→ BRIEF
Retype the data below without altering anything.
* * * * *
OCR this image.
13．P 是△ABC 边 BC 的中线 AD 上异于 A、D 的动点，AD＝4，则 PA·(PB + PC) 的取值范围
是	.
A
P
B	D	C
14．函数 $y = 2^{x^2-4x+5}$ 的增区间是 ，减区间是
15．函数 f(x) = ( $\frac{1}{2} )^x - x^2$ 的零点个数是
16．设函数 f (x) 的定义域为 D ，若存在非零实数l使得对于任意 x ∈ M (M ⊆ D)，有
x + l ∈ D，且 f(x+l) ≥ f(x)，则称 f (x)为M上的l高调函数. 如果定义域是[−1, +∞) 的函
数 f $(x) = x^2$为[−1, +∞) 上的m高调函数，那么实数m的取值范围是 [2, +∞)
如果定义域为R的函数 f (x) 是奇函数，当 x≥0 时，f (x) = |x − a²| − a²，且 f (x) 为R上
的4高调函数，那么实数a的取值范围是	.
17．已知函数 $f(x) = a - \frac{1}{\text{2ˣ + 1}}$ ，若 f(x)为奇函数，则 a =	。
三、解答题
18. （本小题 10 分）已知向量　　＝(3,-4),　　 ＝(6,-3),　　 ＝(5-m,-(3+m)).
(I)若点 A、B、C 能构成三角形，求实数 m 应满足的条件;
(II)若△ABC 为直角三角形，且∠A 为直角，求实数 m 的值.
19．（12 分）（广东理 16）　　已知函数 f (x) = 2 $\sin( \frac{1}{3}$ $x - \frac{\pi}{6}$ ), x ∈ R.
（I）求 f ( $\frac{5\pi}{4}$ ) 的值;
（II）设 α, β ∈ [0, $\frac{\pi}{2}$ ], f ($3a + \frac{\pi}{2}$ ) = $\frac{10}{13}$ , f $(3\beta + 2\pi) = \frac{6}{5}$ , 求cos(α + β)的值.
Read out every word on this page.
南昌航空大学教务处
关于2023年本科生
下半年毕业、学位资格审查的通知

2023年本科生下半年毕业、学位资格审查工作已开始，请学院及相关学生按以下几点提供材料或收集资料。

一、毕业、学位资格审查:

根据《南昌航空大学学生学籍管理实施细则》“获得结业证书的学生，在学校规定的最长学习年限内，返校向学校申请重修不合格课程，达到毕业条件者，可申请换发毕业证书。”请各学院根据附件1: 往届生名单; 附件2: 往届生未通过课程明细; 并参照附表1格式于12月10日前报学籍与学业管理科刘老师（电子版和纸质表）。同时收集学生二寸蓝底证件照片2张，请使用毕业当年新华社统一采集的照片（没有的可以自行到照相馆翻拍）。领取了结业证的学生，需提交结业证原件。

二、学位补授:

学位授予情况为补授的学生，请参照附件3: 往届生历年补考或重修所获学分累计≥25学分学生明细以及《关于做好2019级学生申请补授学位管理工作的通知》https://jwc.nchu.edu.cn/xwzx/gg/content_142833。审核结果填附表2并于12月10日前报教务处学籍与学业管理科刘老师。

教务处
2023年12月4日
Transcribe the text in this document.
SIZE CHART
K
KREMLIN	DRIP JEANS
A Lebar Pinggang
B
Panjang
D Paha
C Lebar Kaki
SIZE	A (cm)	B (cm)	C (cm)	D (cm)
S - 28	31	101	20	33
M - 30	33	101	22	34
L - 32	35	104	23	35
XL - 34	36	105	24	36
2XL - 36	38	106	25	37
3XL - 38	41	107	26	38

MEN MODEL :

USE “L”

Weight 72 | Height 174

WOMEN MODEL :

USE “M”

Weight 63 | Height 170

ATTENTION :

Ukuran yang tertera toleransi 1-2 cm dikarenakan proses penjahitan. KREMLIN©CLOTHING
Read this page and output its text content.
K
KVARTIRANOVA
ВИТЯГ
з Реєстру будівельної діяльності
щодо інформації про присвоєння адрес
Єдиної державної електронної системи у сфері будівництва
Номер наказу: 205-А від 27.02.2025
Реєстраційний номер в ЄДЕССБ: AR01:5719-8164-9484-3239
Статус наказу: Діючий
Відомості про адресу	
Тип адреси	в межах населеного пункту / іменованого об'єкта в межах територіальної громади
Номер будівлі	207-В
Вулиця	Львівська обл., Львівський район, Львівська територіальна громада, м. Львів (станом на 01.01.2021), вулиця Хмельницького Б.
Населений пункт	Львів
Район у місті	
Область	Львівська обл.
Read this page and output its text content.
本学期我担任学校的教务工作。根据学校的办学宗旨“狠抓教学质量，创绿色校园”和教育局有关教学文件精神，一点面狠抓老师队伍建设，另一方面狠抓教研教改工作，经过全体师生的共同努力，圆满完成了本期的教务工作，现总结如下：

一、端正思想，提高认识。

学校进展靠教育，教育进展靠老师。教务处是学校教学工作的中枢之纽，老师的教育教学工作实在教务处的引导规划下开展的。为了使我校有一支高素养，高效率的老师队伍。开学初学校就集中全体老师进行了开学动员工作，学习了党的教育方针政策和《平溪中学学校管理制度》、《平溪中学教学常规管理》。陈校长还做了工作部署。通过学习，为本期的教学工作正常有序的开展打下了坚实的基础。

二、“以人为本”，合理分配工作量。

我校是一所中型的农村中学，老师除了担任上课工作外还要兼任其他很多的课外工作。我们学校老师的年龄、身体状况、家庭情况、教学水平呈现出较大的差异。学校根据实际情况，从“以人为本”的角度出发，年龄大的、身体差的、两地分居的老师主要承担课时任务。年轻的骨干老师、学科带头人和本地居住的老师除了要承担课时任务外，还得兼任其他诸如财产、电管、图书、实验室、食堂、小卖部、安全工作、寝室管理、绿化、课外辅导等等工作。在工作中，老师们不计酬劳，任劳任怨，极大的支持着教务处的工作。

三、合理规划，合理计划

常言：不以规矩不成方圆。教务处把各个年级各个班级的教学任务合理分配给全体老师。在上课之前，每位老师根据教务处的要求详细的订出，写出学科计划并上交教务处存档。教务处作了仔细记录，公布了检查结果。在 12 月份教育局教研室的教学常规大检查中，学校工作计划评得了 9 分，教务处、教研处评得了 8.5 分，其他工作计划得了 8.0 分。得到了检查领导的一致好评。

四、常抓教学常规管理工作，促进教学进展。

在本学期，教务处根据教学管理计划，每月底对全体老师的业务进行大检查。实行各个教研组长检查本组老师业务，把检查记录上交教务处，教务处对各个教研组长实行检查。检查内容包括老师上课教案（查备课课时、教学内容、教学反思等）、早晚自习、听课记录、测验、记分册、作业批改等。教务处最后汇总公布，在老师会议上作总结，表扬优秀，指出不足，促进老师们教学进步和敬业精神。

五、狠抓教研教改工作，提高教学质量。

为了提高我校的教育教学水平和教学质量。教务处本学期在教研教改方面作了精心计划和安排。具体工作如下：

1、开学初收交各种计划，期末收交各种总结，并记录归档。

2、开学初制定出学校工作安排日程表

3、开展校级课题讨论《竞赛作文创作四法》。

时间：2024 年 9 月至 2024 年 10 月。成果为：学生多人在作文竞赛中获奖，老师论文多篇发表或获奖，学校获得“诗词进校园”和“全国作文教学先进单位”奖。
* * * * *
→ COMPLETE RESPONSE
OCR this image.
13．P 是△ABC 边 BC 的中线 AD 上异于 A、D 的动点，AD＝4，则 PA·(PB + PC) 的取值范围
是	.
A
P
B	D	C
14．函数 $y = 2^{x^2-4x+5}$ 的增区间是 ，减区间是
15．函数 f(x) = ( $\frac{1}{2} )^x - x^2$ 的零点个数是
16．设函数 f (x) 的定义域为 D ，若存在非零实数l使得对于任意 x ∈ M (M ⊆ D)，有
x + l ∈ D，且 f(x+l) ≥ f(x)，则称 f (x)为M上的l高调函数. 如果定义域是[−1, +∞) 的函
数 f $(x) = x^2$为[−1, +∞) 上的m高调函数，那么实数m的取值范围是 [2, +∞)
如果定义域为R的函数 f (x) 是奇函数，当 x≥0 时，f (x) = |x − a²| − a²，且 f (x) 为R上
的4高调函数，那么实数a的取值范围是	.
17．已知函数 $f(x) = a - \frac{1}{\text{2ˣ + 1}}$ ，若 f(x)为奇函数，则 a =	。
三、解答题
18. （本小题 10 分）已知向量　　＝(3,-4),　　 ＝(6,-3),　　 ＝(5-m,-(3+m)).
(I)若点 A、B、C 能构成三角形，求实数 m 应满足的条件;
(II)若△ABC 为直角三角形，且∠A 为直角，求实数 m 的值.
19．（12 分）（广东理 16）　　已知函数 f (x) = 2 $\sin( \frac{1}{3}$ $x - \frac{\pi}{6}$ ), x ∈ R.
（I）求 f ( $\frac{5\pi}{4}$ ) 的值;
（II）设 α, β ∈ [0, $\frac{\pi}{2}$ ], f ($3a + \frac{\pi}{2}$ ) = $\frac{10}{13}$ , f $(3\beta + 2\pi) = \frac{6}{5}$ , 求cos(α + β)的值.
Read out every word on this page.
南昌航空大学教务处
关于2023年本科生
下半年毕业、学位资格审查的通知

2023年本科生下半年毕业、学位资格审查工作已开始，请学院及相关学生按以下几点提供材料或收集资料。

一、毕业、学位资格审查:

根据《南昌航空大学学生学籍管理实施细则》“获得结业证书的学生，在学校规定的最长学习年限内，返校向学校申请重修不合格课程，达到毕业条件者，可申请换发毕业证书。”请各学院根据附件1: 往届生名单; 附件2: 往届生未通过课程明细; 并参照附表1格式于12月10日前报学籍与学业管理科刘老师（电子版和纸质表）。同时收集学生二寸蓝底证件照片2张，请使用毕业当年新华社统一采集的照片（没有的可以自行到照相馆翻拍）。领取了结业证的学生，需提交结业证原件。

二、学位补授:

学位授予情况为补授的学生，请参照附件3: 往届生历年补考或重修所获学分累计≥25学分学生明细以及《关于做好2019级学生申请补授学位管理工作的通知》https://jwc.nchu.edu.cn/xwzx/gg/content_142833。审核结果填附表2并于12月10日前报教务处学籍与学业管理科刘老师。

教务处
2023年12月4日
Transcribe the text in this document.
SIZE CHART
K
KREMLIN	DRIP JEANS
A Lebar Pinggang
B
Panjang
D Paha
C Lebar Kaki
SIZE	A (cm)	B (cm)	C (cm)	D (cm)
S - 28	31	101	20	33
M - 30	33	101	22	34
L - 32	35	104	23	35
XL - 34	36	105	24	36
2XL - 36	38	106	25	37
3XL - 38	41	107	26	38

MEN MODEL :

USE “L”

Weight 72 | Height 174

WOMEN MODEL :

USE “M”

Weight 63 | Height 170

ATTENTION :

Ukuran yang tertera toleransi 1-2 cm dikarenakan proses penjahitan. KREMLIN©CLOTHING
Read this page and output its text content.
K
KVARTIRANOVA
ВИТЯГ
з Реєстру будівельної діяльності
щодо інформації про присвоєння адрес
Єдиної державної електронної системи у сфері будівництва
Номер наказу: 205-А від 27.02.2025
Реєстраційний номер в ЄДЕССБ: AR01:5719-8164-9484-3239
Статус наказу: Діючий
Відомості про адресу	
Тип адреси	в межах населеного пункту / іменованого об'єкта в межах територіальної громади
Номер будівлі	207-В
Вулиця	Львівська обл., Львівський район, Львівська територіальна громада, м. Львів (станом на 01.01.2021), вулиця Хмельницького Б.
Населений пункт	Львів
Район у місті	
Область	Львівська обл.
Read this page and output its text content.
本学期我担任学校的教务工作。根据学校的办学宗旨“狠抓教学质量，创绿色校园”和教育局有关教学文件精神，一点面狠抓老师队伍建设，另一方面狠抓教研教改工作，经过全体师生的共同努力，圆满完成了本期的教务工作，现总结如下：

一、端正思想，提高认识。

学校进展靠教育，教育进展靠老师。教务处是学校教学工作的中枢之纽，老师的教育教学工作实在教务处的引导规划下开展的。为了使我校有一支高素养，高效率的老师队伍。开学初学校就集中全体老师进行了开学动员工作，学习了党的教育方针政策和《平溪中学学校管理制度》、《平溪中学教学常规管理》。陈校长还做了工作部署。通过学习，为本期的教学工作正常有序的开展打下了坚实的基础。

二、“以人为本”，合理分配工作量。

我校是一所中型的农村中学，老师除了担任上课工作外还要兼任其他很多的课外工作。我们学校老师的年龄、身体状况、家庭情况、教学水平呈现出较大的差异。学校根据实际情况，从“以人为本”的角度出发，年龄大的、身体差的、两地分居的老师主要承担课时任务。年轻的骨干老师、学科带头人和本地居住的老师除了要承担课时任务外，还得兼任其他诸如财产、电管、图书、实验室、食堂、小卖部、安全工作、寝室管理、绿化、课外辅导等等工作。在工作中，老师们不计酬劳，任劳任怨，极大的支持着教务处的工作。

三、合理规划，合理计划

常言：不以规矩不成方圆。教务处把各个年级各个班级的教学任务合理分配给全体老师。在上课之前，每位老师根据教务处的要求详细的订出，写出学科计划并上交教务处存档。教务处作了仔细记录，公布了检查结果。在 12 月份教育局教研室的教学常规大检查中，学校工作计划评得了 9 分，教务处、教研处评得了 8.5 分，其他工作计划得了 8.0 分。得到了检查领导的一致好评。

四、常抓教学常规管理工作，促进教学进展。

在本学期，教务处根据教学管理计划，每月底对全体老师的业务进行大检查。实行各个教研组长检查本组老师业务，把检查记录上交教务处，教务处对各个教研组长实行检查。检查内容包括老师上课教案（查备课课时、教学内容、教学反思等）、早晚自习、听课记录、测验、记分册、作业批改等。教务处最后汇总公布，在老师会议上作总结，表扬优秀，指出不足，促进老师们教学进步和敬业精神。

五、狠抓教研教改工作，提高教学质量。

为了提高我校的教育教学水平和教学质量。教务处本学期在教研教改方面作了精心计划和安排。具体工作如下：

1、开学初收交各种计划，期末收交各种总结，并记录归档。

2、开学初制定出学校工作安排日程表

3、开展校级课题讨论《竞赛作文创作四法》。

时间：2024 年 9 月至 2024 年 10 月。成果为：学生多人在作文竞赛中获奖，老师论文多篇发表或获奖，学校获得“诗词进校园”和“全国作文教学先进单位”奖。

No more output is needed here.